Task to carry out: Find the string "text" in the entries and copy each line that has it.

Extracted records:
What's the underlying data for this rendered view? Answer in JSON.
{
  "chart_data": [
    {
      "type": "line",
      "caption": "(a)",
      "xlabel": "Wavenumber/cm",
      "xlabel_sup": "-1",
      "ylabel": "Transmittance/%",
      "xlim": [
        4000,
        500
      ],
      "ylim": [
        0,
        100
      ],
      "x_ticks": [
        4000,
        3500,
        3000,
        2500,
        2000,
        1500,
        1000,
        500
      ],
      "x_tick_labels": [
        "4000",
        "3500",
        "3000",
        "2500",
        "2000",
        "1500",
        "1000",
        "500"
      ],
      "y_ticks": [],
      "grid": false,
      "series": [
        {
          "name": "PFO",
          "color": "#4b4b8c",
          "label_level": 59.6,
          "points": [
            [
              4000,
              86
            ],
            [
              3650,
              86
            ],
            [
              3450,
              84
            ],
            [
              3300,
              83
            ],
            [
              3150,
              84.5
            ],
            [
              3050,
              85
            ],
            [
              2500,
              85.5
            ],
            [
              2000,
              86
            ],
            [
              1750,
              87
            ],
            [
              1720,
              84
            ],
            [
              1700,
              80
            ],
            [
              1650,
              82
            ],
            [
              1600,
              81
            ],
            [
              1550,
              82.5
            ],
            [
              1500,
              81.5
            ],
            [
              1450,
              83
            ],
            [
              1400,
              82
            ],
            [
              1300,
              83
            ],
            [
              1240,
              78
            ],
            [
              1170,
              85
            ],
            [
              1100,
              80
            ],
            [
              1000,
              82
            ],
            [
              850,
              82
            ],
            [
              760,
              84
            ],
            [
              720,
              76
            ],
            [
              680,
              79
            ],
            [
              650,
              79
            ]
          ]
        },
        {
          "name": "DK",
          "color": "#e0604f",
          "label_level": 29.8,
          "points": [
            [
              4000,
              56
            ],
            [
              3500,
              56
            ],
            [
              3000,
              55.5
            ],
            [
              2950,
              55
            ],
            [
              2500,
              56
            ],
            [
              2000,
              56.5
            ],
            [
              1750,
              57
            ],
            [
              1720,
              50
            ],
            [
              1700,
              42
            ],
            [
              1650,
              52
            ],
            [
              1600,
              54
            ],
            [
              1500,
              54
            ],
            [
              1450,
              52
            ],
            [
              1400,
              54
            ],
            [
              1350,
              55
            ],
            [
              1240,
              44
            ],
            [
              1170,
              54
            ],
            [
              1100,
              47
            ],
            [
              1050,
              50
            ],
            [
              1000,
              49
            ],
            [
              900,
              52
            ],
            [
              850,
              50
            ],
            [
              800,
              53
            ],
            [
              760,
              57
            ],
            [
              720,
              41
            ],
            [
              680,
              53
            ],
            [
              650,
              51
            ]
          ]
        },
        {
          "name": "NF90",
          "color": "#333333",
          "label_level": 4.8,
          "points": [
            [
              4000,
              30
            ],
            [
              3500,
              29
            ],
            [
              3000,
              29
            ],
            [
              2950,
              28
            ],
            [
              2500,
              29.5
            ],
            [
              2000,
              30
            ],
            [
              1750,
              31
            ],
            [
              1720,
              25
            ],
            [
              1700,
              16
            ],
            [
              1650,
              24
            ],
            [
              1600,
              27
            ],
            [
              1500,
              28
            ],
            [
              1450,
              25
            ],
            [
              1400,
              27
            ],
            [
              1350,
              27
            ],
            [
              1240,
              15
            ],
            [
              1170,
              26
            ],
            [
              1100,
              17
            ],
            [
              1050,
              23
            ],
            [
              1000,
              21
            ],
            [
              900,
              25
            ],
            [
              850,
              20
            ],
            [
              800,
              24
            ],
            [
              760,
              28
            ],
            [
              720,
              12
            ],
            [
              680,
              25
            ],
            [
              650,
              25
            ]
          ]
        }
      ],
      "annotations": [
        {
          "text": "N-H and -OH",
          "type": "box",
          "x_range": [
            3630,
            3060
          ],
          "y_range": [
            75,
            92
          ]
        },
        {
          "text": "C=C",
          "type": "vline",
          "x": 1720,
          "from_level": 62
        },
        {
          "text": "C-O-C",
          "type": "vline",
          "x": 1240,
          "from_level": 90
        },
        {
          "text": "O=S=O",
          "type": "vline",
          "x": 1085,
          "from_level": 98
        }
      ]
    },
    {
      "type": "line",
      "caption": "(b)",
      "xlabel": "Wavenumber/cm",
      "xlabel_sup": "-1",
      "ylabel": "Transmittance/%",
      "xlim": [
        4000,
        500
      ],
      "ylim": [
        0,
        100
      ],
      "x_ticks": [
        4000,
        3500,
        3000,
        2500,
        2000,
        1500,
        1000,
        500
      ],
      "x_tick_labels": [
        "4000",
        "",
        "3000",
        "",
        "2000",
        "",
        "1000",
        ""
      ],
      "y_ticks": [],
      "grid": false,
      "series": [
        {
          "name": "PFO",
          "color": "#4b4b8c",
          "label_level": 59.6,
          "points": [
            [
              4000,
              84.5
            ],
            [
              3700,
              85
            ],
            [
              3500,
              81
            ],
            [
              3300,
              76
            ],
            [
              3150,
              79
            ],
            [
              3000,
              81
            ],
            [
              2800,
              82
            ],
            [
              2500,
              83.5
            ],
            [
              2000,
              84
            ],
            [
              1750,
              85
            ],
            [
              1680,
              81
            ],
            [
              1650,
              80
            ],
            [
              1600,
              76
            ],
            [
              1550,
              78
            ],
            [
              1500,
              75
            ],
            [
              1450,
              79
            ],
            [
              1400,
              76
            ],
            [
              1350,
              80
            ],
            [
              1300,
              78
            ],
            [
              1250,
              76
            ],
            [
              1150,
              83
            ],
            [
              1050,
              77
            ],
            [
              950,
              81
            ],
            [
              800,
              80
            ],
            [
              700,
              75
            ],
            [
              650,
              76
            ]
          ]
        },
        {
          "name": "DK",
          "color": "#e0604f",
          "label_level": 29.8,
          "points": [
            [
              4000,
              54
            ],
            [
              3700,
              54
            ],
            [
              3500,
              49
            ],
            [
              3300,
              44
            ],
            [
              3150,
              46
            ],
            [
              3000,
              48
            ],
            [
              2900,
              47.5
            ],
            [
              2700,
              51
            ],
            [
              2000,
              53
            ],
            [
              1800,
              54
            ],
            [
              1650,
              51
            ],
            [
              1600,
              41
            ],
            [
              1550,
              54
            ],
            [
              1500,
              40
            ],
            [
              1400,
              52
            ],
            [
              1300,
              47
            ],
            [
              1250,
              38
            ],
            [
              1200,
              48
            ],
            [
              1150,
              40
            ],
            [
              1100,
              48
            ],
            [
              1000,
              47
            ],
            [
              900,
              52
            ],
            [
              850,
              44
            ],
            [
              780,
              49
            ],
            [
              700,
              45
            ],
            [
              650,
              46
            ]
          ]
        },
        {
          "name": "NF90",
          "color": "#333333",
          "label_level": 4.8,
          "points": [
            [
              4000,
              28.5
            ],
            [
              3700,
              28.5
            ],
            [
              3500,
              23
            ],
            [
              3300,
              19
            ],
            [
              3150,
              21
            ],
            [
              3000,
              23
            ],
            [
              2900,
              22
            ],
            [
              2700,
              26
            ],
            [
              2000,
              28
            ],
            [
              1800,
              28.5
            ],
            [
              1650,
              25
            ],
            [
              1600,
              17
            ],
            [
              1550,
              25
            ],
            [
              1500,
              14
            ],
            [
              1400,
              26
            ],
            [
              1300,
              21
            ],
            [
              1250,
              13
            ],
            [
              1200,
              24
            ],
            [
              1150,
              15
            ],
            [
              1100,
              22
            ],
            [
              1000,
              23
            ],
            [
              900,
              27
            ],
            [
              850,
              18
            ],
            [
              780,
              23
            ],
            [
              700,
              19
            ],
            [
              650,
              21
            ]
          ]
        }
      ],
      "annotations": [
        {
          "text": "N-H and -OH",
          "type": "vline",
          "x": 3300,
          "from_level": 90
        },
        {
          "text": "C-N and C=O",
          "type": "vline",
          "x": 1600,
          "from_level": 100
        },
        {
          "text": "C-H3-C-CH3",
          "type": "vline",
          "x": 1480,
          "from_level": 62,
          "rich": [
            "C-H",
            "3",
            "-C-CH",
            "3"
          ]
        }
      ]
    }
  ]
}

Response to this task:
          "text": "N-H and -OH",
          "text": "C=C",
          "text": "C-O-C",
          "text": "O=S=O",
          "text": "N-H and -OH",
          "text": "C-N and C=O",
          "text": "C-H3-C-CH3",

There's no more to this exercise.